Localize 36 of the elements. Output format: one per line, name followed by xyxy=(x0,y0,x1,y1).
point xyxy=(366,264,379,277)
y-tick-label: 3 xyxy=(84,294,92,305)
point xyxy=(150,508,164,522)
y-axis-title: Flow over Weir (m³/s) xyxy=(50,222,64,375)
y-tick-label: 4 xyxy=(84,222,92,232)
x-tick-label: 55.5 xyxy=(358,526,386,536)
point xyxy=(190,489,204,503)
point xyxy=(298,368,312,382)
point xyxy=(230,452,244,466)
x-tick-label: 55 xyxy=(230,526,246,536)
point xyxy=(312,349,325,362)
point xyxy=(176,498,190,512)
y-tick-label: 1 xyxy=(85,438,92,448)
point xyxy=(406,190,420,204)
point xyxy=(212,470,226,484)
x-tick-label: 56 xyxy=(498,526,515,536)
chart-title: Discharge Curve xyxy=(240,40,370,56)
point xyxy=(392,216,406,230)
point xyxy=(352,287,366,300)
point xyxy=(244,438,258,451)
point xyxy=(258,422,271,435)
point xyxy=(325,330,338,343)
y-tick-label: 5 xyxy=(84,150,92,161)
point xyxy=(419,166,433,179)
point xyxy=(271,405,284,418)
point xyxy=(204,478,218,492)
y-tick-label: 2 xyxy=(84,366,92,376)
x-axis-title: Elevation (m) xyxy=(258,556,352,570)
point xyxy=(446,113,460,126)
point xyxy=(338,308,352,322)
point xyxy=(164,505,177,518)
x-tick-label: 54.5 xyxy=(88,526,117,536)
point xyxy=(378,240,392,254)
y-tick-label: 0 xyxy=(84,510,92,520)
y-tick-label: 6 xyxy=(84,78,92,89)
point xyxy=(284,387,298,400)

——

• _What to produce_
Please put every line of the records above into a Markdown table with the columns Row and Text, numbering the rows and skipping blank lines.

• _The output_
| Row | Text |
|---|---|
| 1 | Localize 36 of the elements. Output format: one per line, name followed by xyxy=(x0,y0,x1,y1). |
| 2 | point xyxy=(366,264,379,277) |
| 3 | y-tick-label: 3 xyxy=(84,294,92,305) |
| 4 | point xyxy=(150,508,164,522) |
| 5 | y-axis-title: Flow over Weir (m³/s) xyxy=(50,222,64,375) |
| 6 | y-tick-label: 4 xyxy=(84,222,92,232) |
| 7 | x-tick-label: 55.5 xyxy=(358,526,386,536) |
| 8 | point xyxy=(190,489,204,503) |
| 9 | point xyxy=(298,368,312,382) |
| 10 | point xyxy=(230,452,244,466) |
| 11 | x-tick-label: 55 xyxy=(230,526,246,536) |
| 12 | point xyxy=(312,349,325,362) |
| 13 | point xyxy=(176,498,190,512) |
| 14 | y-tick-label: 1 xyxy=(85,438,92,448) |
| 15 | point xyxy=(406,190,420,204) |
| 16 | point xyxy=(212,470,226,484) |
| 17 | x-tick-label: 56 xyxy=(498,526,515,536) |
| 18 | chart-title: Discharge Curve xyxy=(240,40,370,56) |
| 19 | point xyxy=(392,216,406,230) |
| 20 | point xyxy=(352,287,366,300) |
| 21 | point xyxy=(244,438,258,451) |
| 22 | point xyxy=(258,422,271,435) |
| 23 | point xyxy=(325,330,338,343) |
| 24 | y-tick-label: 5 xyxy=(84,150,92,161) |
| 25 | point xyxy=(419,166,433,179) |
| 26 | point xyxy=(271,405,284,418) |
| 27 | point xyxy=(204,478,218,492) |
| 28 | y-tick-label: 2 xyxy=(84,366,92,376) |
| 29 | x-axis-title: Elevation (m) xyxy=(258,556,352,570) |
| 30 | point xyxy=(446,113,460,126) |
| 31 | point xyxy=(338,308,352,322) |
| 32 | point xyxy=(164,505,177,518) |
| 33 | x-tick-label: 54.5 xyxy=(88,526,117,536) |
| 34 | point xyxy=(378,240,392,254) |
| 35 | y-tick-label: 0 xyxy=(84,510,92,520) |
| 36 | y-tick-label: 6 xyxy=(84,78,92,89) |
| 37 | point xyxy=(284,387,298,400) |